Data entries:
----

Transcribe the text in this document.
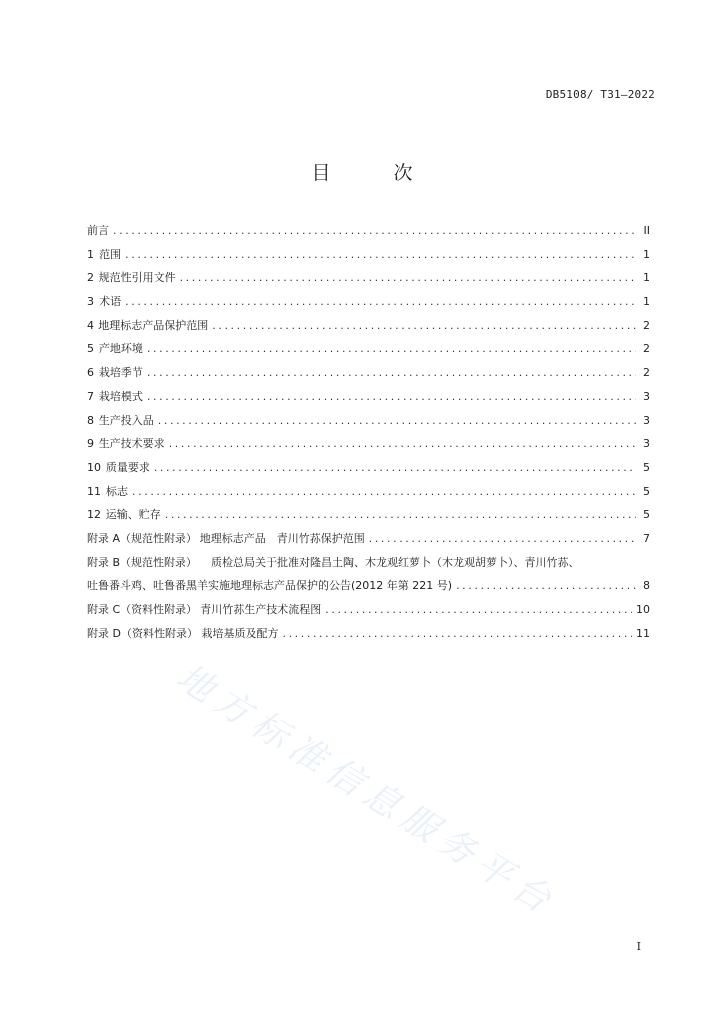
DB5108/ T31—2022
目　次
前言 .....	II
1 范围 .....	1
2 规范性引用文件 .....	1
3 术语 .....	1
4 地理标志产品保护范围 .....	2
5 产地环境 .....	2
6 栽培季节 .....	2
7 栽培模式 .....	3
8 生产投入品 .....	3
9 生产技术要求 .....	3
10 质量要求 .....	5
11 标志 .....	5
12 运输、贮存 .....	5
附录 A（规范性附录） 地理标志产品　青川竹荪保护范围 .....	7
附录 B（规范性附录） 质检总局关于批准对隆昌土陶、木龙观红萝卜（木龙观胡萝卜）、青川竹荪、
吐鲁番斗鸡、吐鲁番黑羊实施地理标志产品保护的公告(2012 年第 221 号) .....	8
附录 C（资料性附录） 青川竹荪生产技术流程图 .....	10
附录 D（资料性附录） 栽培基质及配方 .....	11
地方标准信息服务平台
I
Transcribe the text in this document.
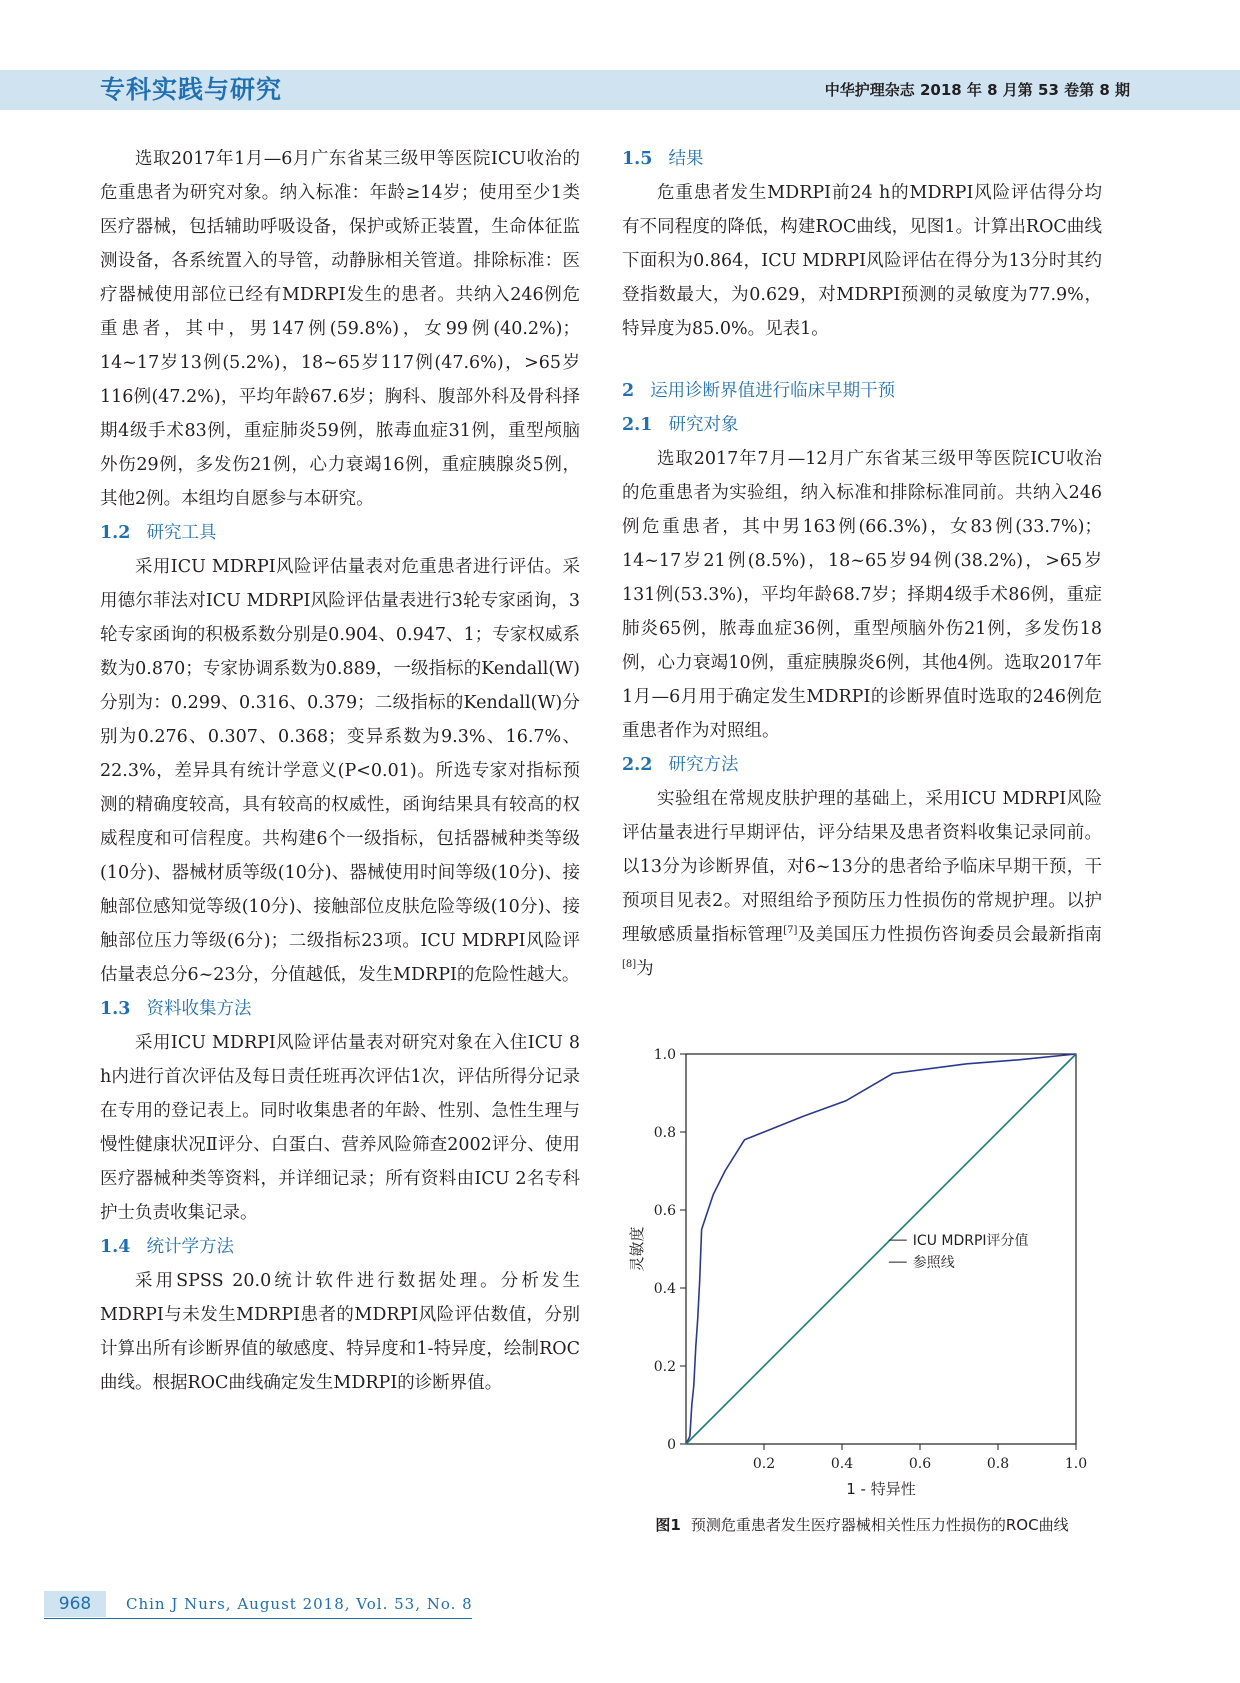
专科实践与研究	中华护理杂志 2018 年 8 月第 53 卷第 8 期

选取2017年1月—6月广东省某三级甲等医院ICU收治的危重患者为研究对象。纳入标准：年龄≥14岁；使用至少1类医疗器械，包括辅助呼吸设备，保护或矫正装置，生命体征监测设备，各系统置入的导管，动静脉相关管道。排除标准：医疗器械使用部位已经有MDRPI发生的患者。共纳入246例危重患者，其中，男147例(59.8%)，女99例(40.2%)；14~17岁13例(5.2%)，18~65岁117例(47.6%)，>65岁116例(47.2%)，平均年龄67.6岁；胸科、腹部外科及骨科择期4级手术83例，重症肺炎59例，脓毒血症31例，重型颅脑外伤29例，多发伤21例，心力衰竭16例，重症胰腺炎5例，其他2例。本组均自愿参与本研究。

1.2 研究工具

采用ICU MDRPI风险评估量表对危重患者进行评估。采用德尔菲法对ICU MDRPI风险评估量表进行3轮专家函询，3轮专家函询的积极系数分别是0.904、0.947、1；专家权威系数为0.870；专家协调系数为0.889，一级指标的Kendall(W)分别为：0.299、0.316、0.379；二级指标的Kendall(W)分别为0.276、0.307、0.368；变异系数为9.3%、16.7%、22.3%，差异具有统计学意义(P<0.01)。所选专家对指标预测的精确度较高，具有较高的权威性，函询结果具有较高的权威程度和可信程度。共构建6个一级指标，包括器械种类等级(10分)、器械材质等级(10分)、器械使用时间等级(10分)、接触部位感知觉等级(10分)、接触部位皮肤危险等级(10分)、接触部位压力等级(6分)；二级指标23项。ICU MDRPI风险评估量表总分6~23分，分值越低，发生MDRPI的危险性越大。

1.3 资料收集方法

采用ICU MDRPI风险评估量表对研究对象在入住ICU 8 h内进行首次评估及每日责任班再次评估1次，评估所得分记录在专用的登记表上。同时收集患者的年龄、性别、急性生理与慢性健康状况Ⅱ评分、白蛋白、营养风险筛查2002评分、使用医疗器械种类等资料，并详细记录；所有资料由ICU 2名专科护士负责收集记录。

1.4 统计学方法

采用SPSS 20.0统计软件进行数据处理。分析发生MDRPI与未发生MDRPI患者的MDRPI风险评估数值，分别计算出所有诊断界值的敏感度、特异度和1-特异度，绘制ROC曲线。根据ROC曲线确定发生MDRPI的诊断界值。

1.5 结果

危重患者发生MDRPI前24 h的MDRPI风险评估得分均有不同程度的降低，构建ROC曲线，见图1。计算出ROC曲线下面积为0.864，ICU MDRPI风险评估在得分为13分时其约登指数最大，为0.629，对MDRPI预测的灵敏度为77.9%，特异度为85.0%。见表1。

2 运用诊断界值进行临床早期干预
2.1 研究对象

选取2017年7月—12月广东省某三级甲等医院ICU收治的危重患者为实验组，纳入标准和排除标准同前。共纳入246例危重患者，其中男163例(66.3%)，女83例(33.7%)；14~17岁21例(8.5%)，18~65岁94例(38.2%)，>65岁131例(53.3%)，平均年龄68.7岁；择期4级手术86例，重症肺炎65例，脓毒血症36例，重型颅脑外伤21例，多发伤18例，心力衰竭10例，重症胰腺炎6例，其他4例。选取2017年1月—6月用于确定发生MDRPI的诊断界值时选取的246例危重患者作为对照组。

2.2 研究方法

实验组在常规皮肤护理的基础上，采用ICU MDRPI风险评估量表进行早期评估，评分结果及患者资料收集记录同前。以13分为诊断界值，对6~13分的患者给予临床早期干预，干预项目见表2。对照组给予预防压力性损伤的常规护理。以护理敏感质量指标管理[7]及美国压力性损伤咨询委员会最新指南[8]为

0
0.2
0.4
0.6
0.8
1.0
0.2	0.4	0.6	0.8	1.0
1 - 特异性
灵敏度	ICU MDRPI评分值
参照线
图1 预测危重患者发生医疗器械相关性压力性损伤的ROC曲线
968	Chin J Nurs, August 2018, Vol. 53, No. 8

----

# Task objective:
Output a faithful copy of the data, with each picture left out.

# The reply:
Transcribe the text in this document.
DB5108/ T31—2022
目　次
前言 .....	II
1 范围 .....	1
2 规范性引用文件 .....	1
3 术语 .....	1
4 地理标志产品保护范围 .....	2
5 产地环境 .....	2
6 栽培季节 .....	2
7 栽培模式 .....	3
8 生产投入品 .....	3
9 生产技术要求 .....	3
10 质量要求 .....	5
11 标志 .....	5
12 运输、贮存 .....	5
附录 A（规范性附录） 地理标志产品　青川竹荪保护范围 .....	7
附录 B（规范性附录） 质检总局关于批准对隆昌土陶、木龙观红萝卜（木龙观胡萝卜）、青川竹荪、
吐鲁番斗鸡、吐鲁番黑羊实施地理标志产品保护的公告(2012 年第 221 号) .....	8
附录 C（资料性附录） 青川竹荪生产技术流程图 .....	10
附录 D（资料性附录） 栽培基质及配方 .....	11
地方标准信息服务平台
I
Transcribe the text in this document.
专科实践与研究	中华护理杂志 2018 年 8 月第 53 卷第 8 期

选取2017年1月—6月广东省某三级甲等医院ICU收治的危重患者为研究对象。纳入标准：年龄≥14岁；使用至少1类医疗器械，包括辅助呼吸设备，保护或矫正装置，生命体征监测设备，各系统置入的导管，动静脉相关管道。排除标准：医疗器械使用部位已经有MDRPI发生的患者。共纳入246例危重患者，其中，男147例(59.8%)，女99例(40.2%)；14~17岁13例(5.2%)，18~65岁117例(47.6%)，>65岁116例(47.2%)，平均年龄67.6岁；胸科、腹部外科及骨科择期4级手术83例，重症肺炎59例，脓毒血症31例，重型颅脑外伤29例，多发伤21例，心力衰竭16例，重症胰腺炎5例，其他2例。本组均自愿参与本研究。

1.2 研究工具

采用ICU MDRPI风险评估量表对危重患者进行评估。采用德尔菲法对ICU MDRPI风险评估量表进行3轮专家函询，3轮专家函询的积极系数分别是0.904、0.947、1；专家权威系数为0.870；专家协调系数为0.889，一级指标的Kendall(W)分别为：0.299、0.316、0.379；二级指标的Kendall(W)分别为0.276、0.307、0.368；变异系数为9.3%、16.7%、22.3%，差异具有统计学意义(P<0.01)。所选专家对指标预测的精确度较高，具有较高的权威性，函询结果具有较高的权威程度和可信程度。共构建6个一级指标，包括器械种类等级(10分)、器械材质等级(10分)、器械使用时间等级(10分)、接触部位感知觉等级(10分)、接触部位皮肤危险等级(10分)、接触部位压力等级(6分)；二级指标23项。ICU MDRPI风险评估量表总分6~23分，分值越低，发生MDRPI的危险性越大。

1.3 资料收集方法

采用ICU MDRPI风险评估量表对研究对象在入住ICU 8 h内进行首次评估及每日责任班再次评估1次，评估所得分记录在专用的登记表上。同时收集患者的年龄、性别、急性生理与慢性健康状况Ⅱ评分、白蛋白、营养风险筛查2002评分、使用医疗器械种类等资料，并详细记录；所有资料由ICU 2名专科护士负责收集记录。

1.4 统计学方法

采用SPSS 20.0统计软件进行数据处理。分析发生MDRPI与未发生MDRPI患者的MDRPI风险评估数值，分别计算出所有诊断界值的敏感度、特异度和1-特异度，绘制ROC曲线。根据ROC曲线确定发生MDRPI的诊断界值。

1.5 结果

危重患者发生MDRPI前24 h的MDRPI风险评估得分均有不同程度的降低，构建ROC曲线，见图1。计算出ROC曲线下面积为0.864，ICU MDRPI风险评估在得分为13分时其约登指数最大，为0.629，对MDRPI预测的灵敏度为77.9%，特异度为85.0%。见表1。

2 运用诊断界值进行临床早期干预
2.1 研究对象

选取2017年7月—12月广东省某三级甲等医院ICU收治的危重患者为实验组，纳入标准和排除标准同前。共纳入246例危重患者，其中男163例(66.3%)，女83例(33.7%)；14~17岁21例(8.5%)，18~65岁94例(38.2%)，>65岁131例(53.3%)，平均年龄68.7岁；择期4级手术86例，重症肺炎65例，脓毒血症36例，重型颅脑外伤21例，多发伤18例，心力衰竭10例，重症胰腺炎6例，其他4例。选取2017年1月—6月用于确定发生MDRPI的诊断界值时选取的246例危重患者作为对照组。

2.2 研究方法

实验组在常规皮肤护理的基础上，采用ICU MDRPI风险评估量表进行早期评估，评分结果及患者资料收集记录同前。以13分为诊断界值，对6~13分的患者给予临床早期干预，干预项目见表2。对照组给予预防压力性损伤的常规护理。以护理敏感质量指标管理[7]及美国压力性损伤咨询委员会最新指南[8]为

0
0.2
0.4
0.6
0.8
1.0
0.2	0.4	0.6	0.8	1.0
1 - 特异性
灵敏度	ICU MDRPI评分值
参照线
图1 预测危重患者发生医疗器械相关性压力性损伤的ROC曲线
968	Chin J Nurs, August 2018, Vol. 53, No. 8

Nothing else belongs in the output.